# [EXCERPTED RECORDS]
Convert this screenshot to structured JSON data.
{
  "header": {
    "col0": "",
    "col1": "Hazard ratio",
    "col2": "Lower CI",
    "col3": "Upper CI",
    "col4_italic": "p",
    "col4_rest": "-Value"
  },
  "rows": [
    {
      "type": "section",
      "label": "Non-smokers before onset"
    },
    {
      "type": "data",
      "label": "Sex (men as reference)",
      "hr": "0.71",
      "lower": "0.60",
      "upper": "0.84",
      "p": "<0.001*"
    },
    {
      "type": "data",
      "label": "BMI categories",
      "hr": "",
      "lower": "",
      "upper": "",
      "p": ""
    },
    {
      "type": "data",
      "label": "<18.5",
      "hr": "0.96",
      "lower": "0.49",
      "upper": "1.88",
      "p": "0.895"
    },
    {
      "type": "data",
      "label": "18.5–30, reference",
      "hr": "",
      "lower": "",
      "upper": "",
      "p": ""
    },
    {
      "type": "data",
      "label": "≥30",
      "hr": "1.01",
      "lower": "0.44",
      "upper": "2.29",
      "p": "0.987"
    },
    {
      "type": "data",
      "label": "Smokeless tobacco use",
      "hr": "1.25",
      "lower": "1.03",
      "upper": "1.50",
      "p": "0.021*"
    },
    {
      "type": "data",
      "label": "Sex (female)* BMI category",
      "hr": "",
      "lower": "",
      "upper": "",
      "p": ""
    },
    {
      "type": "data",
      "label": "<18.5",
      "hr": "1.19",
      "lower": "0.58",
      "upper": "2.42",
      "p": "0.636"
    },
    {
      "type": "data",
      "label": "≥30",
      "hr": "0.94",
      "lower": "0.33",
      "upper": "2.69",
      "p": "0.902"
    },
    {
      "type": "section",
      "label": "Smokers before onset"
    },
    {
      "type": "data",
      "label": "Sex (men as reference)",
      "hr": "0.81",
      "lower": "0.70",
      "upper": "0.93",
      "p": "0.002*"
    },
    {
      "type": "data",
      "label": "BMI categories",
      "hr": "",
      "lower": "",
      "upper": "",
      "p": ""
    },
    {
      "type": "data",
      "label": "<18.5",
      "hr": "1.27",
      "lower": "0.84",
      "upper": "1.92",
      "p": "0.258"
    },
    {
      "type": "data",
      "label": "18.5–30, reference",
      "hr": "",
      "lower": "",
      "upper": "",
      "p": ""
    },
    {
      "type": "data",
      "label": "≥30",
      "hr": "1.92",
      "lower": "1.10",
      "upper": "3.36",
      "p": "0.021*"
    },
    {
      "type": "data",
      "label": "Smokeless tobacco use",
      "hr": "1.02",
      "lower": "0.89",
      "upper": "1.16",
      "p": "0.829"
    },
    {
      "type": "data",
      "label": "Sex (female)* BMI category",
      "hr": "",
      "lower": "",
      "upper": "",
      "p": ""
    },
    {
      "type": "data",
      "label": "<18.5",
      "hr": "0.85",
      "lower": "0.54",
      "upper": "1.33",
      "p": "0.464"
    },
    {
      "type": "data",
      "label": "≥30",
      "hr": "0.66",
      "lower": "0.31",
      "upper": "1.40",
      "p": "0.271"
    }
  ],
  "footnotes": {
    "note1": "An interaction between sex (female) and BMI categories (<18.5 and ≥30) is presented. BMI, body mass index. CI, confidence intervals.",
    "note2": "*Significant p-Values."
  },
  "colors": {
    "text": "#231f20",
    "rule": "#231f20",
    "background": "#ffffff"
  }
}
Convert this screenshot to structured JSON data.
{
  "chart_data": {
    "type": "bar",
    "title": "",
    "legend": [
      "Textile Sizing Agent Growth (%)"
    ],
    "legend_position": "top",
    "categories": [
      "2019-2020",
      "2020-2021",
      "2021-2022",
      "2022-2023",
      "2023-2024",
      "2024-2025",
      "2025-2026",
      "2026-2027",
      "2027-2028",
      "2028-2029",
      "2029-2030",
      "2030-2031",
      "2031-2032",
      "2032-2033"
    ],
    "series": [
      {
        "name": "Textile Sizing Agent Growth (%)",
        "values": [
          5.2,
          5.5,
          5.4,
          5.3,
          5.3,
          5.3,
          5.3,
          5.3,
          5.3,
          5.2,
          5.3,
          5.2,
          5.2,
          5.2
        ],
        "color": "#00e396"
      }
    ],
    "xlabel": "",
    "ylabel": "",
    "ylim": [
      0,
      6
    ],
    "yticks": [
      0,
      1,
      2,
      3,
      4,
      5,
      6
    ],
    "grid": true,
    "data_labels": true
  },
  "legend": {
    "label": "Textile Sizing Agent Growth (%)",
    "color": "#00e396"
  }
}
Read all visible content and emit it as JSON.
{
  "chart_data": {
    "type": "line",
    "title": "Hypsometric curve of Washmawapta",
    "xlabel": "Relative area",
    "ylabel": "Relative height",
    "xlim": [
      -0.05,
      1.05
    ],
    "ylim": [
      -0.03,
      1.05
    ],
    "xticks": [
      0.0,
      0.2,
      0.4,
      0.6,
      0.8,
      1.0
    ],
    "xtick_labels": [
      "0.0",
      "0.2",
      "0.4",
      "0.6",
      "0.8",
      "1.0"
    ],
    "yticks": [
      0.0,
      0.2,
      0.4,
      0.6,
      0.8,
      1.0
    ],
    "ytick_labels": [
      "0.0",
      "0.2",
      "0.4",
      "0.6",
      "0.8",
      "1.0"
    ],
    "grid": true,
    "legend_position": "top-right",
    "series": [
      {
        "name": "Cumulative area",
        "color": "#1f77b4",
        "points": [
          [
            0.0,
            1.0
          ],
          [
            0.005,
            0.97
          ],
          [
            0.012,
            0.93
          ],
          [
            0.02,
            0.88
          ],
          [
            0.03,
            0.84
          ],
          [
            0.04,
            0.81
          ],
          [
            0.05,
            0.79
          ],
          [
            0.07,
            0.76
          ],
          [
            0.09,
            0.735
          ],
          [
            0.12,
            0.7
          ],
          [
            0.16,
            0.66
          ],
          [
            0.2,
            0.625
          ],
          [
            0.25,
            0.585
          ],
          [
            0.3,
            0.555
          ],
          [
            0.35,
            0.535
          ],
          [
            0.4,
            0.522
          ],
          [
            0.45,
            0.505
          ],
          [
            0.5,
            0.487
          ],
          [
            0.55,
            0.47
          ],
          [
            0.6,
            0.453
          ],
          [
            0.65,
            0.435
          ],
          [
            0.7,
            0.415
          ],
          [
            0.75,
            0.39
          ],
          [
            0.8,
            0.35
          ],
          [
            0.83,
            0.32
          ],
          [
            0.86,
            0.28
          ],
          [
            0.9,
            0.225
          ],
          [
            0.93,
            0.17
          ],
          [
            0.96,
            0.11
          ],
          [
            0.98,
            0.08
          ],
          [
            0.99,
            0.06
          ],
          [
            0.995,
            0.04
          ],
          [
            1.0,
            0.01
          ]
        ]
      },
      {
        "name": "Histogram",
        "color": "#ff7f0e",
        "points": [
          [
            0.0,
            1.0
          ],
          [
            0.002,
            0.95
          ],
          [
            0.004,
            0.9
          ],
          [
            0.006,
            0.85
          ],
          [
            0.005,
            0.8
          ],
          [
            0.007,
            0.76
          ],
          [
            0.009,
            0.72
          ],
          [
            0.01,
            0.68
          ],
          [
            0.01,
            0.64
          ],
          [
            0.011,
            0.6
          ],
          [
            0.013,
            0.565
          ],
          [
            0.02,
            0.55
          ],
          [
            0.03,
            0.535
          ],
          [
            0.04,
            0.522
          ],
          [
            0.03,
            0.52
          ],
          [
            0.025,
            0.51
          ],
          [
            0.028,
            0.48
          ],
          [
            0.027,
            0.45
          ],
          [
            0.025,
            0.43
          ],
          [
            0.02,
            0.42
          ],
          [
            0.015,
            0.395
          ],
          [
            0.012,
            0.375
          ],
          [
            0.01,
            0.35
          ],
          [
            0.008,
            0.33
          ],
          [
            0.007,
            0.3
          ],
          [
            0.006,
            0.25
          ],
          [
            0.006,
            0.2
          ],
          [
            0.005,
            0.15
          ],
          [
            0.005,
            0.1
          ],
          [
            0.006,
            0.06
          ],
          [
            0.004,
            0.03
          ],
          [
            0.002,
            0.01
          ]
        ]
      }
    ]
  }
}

# [AIM OF THE TASK]
Scan the material above. Return every line containing the string "Growth".

# [TASK OUTPUT]
      "Textile Sizing Agent Growth (%)"
        "name": "Textile Sizing Agent Growth (%)",
    "label": "Textile Sizing Agent Growth (%)",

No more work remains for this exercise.